§ STATED EXERCISE
Provide only the number of lines in the listing that contain the string "whilst".
___ SUPPLIED DATA
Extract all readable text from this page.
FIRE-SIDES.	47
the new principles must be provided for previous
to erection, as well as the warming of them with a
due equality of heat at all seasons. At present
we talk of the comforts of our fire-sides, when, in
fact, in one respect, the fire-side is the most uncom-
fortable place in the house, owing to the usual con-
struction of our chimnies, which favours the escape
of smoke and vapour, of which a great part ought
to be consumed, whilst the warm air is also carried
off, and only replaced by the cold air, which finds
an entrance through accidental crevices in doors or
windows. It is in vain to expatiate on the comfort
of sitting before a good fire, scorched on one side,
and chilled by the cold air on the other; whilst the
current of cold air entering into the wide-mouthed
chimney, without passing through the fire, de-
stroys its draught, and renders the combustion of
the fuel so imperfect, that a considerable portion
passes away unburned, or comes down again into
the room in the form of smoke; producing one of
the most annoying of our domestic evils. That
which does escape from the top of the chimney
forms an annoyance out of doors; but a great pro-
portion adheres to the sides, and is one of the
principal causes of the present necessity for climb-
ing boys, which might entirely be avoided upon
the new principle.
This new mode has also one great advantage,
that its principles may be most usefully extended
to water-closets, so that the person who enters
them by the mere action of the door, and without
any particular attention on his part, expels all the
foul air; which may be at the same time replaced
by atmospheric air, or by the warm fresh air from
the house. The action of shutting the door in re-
______
§ PROBLEM SOLUTION
2